> **Problem description**:
Transcribe the records below exactly as they appear.

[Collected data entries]
-=-=-=-=-
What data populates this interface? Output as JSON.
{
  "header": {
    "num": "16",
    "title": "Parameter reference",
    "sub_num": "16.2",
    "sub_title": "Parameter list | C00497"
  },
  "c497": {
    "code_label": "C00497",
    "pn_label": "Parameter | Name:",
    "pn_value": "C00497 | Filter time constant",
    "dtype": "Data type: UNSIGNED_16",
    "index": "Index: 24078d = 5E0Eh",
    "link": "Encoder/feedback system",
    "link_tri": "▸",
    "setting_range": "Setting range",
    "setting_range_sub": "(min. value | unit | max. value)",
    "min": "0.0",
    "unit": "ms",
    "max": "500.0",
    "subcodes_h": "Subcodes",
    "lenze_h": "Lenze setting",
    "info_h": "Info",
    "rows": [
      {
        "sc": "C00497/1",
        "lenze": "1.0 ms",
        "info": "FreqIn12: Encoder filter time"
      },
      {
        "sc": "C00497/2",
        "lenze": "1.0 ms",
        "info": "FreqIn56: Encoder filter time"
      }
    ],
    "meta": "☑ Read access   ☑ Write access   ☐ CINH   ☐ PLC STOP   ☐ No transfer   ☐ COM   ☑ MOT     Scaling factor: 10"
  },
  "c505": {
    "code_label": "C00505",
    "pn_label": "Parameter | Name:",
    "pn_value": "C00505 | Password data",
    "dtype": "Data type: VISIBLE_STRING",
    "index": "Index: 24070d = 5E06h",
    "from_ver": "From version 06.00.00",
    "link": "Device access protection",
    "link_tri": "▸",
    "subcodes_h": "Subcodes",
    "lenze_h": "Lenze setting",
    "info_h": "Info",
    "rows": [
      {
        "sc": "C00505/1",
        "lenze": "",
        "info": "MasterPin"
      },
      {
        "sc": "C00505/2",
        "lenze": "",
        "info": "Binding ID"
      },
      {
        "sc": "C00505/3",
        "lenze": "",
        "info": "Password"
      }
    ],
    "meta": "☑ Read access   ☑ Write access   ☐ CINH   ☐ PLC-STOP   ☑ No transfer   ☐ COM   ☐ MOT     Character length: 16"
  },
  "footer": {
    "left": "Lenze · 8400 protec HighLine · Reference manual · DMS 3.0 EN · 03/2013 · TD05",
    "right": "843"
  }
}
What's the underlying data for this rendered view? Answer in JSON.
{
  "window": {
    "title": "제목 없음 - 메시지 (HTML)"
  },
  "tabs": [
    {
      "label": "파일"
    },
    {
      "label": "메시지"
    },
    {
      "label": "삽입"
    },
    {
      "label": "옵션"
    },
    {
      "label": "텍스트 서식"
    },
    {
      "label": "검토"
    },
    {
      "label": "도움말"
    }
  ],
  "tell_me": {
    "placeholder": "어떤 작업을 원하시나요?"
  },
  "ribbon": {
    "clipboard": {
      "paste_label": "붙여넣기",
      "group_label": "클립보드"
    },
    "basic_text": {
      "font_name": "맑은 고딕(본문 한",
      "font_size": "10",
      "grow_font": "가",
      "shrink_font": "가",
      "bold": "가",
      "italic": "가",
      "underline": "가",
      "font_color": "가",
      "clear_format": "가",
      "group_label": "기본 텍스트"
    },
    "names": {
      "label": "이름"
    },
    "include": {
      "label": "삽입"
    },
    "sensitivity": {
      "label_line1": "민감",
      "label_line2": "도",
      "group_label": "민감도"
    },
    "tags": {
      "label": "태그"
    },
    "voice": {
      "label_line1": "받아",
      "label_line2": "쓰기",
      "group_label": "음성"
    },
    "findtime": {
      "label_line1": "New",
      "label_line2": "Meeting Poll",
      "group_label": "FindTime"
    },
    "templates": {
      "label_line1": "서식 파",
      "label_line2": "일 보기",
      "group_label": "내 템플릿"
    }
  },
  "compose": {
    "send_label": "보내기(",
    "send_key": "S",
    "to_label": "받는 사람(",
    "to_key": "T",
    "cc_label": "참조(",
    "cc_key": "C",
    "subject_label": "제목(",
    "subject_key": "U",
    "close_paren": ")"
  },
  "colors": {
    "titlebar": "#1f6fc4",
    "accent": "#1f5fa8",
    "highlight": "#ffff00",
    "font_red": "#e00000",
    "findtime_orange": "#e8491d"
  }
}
-=-=-=-=-
> **Expected answer**:
What data populates this interface? Output as JSON.
{
  "header": {
    "num": "16",
    "title": "Parameter reference",
    "sub_num": "16.2",
    "sub_title": "Parameter list | C00497"
  },
  "c497": {
    "code_label": "C00497",
    "pn_label": "Parameter | Name:",
    "pn_value": "C00497 | Filter time constant",
    "dtype": "Data type: UNSIGNED_16",
    "index": "Index: 24078d = 5E0Eh",
    "link": "Encoder/feedback system",
    "link_tri": "▸",
    "setting_range": "Setting range",
    "setting_range_sub": "(min. value | unit | max. value)",
    "min": "0.0",
    "unit": "ms",
    "max": "500.0",
    "subcodes_h": "Subcodes",
    "lenze_h": "Lenze setting",
    "info_h": "Info",
    "rows": [
      {
        "sc": "C00497/1",
        "lenze": "1.0 ms",
        "info": "FreqIn12: Encoder filter time"
      },
      {
        "sc": "C00497/2",
        "lenze": "1.0 ms",
        "info": "FreqIn56: Encoder filter time"
      }
    ],
    "meta": "☑ Read access   ☑ Write access   ☐ CINH   ☐ PLC STOP   ☐ No transfer   ☐ COM   ☑ MOT     Scaling factor: 10"
  },
  "c505": {
    "code_label": "C00505",
    "pn_label": "Parameter | Name:",
    "pn_value": "C00505 | Password data",
    "dtype": "Data type: VISIBLE_STRING",
    "index": "Index: 24070d = 5E06h",
    "from_ver": "From version 06.00.00",
    "link": "Device access protection",
    "link_tri": "▸",
    "subcodes_h": "Subcodes",
    "lenze_h": "Lenze setting",
    "info_h": "Info",
    "rows": [
      {
        "sc": "C00505/1",
        "lenze": "",
        "info": "MasterPin"
      },
      {
        "sc": "C00505/2",
        "lenze": "",
        "info": "Binding ID"
      },
      {
        "sc": "C00505/3",
        "lenze": "",
        "info": "Password"
      }
    ],
    "meta": "☑ Read access   ☑ Write access   ☐ CINH   ☐ PLC-STOP   ☑ No transfer   ☐ COM   ☐ MOT     Character length: 16"
  },
  "footer": {
    "left": "Lenze · 8400 protec HighLine · Reference manual · DMS 3.0 EN · 03/2013 · TD05",
    "right": "843"
  }
}
What's the underlying data for this rendered view? Answer in JSON.
{
  "window": {
    "title": "제목 없음 - 메시지 (HTML)"
  },
  "tabs": [
    {
      "label": "파일"
    },
    {
      "label": "메시지"
    },
    {
      "label": "삽입"
    },
    {
      "label": "옵션"
    },
    {
      "label": "텍스트 서식"
    },
    {
      "label": "검토"
    },
    {
      "label": "도움말"
    }
  ],
  "tell_me": {
    "placeholder": "어떤 작업을 원하시나요?"
  },
  "ribbon": {
    "clipboard": {
      "paste_label": "붙여넣기",
      "group_label": "클립보드"
    },
    "basic_text": {
      "font_name": "맑은 고딕(본문 한",
      "font_size": "10",
      "grow_font": "가",
      "shrink_font": "가",
      "bold": "가",
      "italic": "가",
      "underline": "가",
      "font_color": "가",
      "clear_format": "가",
      "group_label": "기본 텍스트"
    },
    "names": {
      "label": "이름"
    },
    "include": {
      "label": "삽입"
    },
    "sensitivity": {
      "label_line1": "민감",
      "label_line2": "도",
      "group_label": "민감도"
    },
    "tags": {
      "label": "태그"
    },
    "voice": {
      "label_line1": "받아",
      "label_line2": "쓰기",
      "group_label": "음성"
    },
    "findtime": {
      "label_line1": "New",
      "label_line2": "Meeting Poll",
      "group_label": "FindTime"
    },
    "templates": {
      "label_line1": "서식 파",
      "label_line2": "일 보기",
      "group_label": "내 템플릿"
    }
  },
  "compose": {
    "send_label": "보내기(",
    "send_key": "S",
    "to_label": "받는 사람(",
    "to_key": "T",
    "cc_label": "참조(",
    "cc_key": "C",
    "subject_label": "제목(",
    "subject_key": "U",
    "close_paren": ")"
  },
  "colors": {
    "titlebar": "#1f6fc4",
    "accent": "#1f5fa8",
    "highlight": "#ffff00",
    "font_red": "#e00000",
    "findtime_orange": "#e8491d"
  }
}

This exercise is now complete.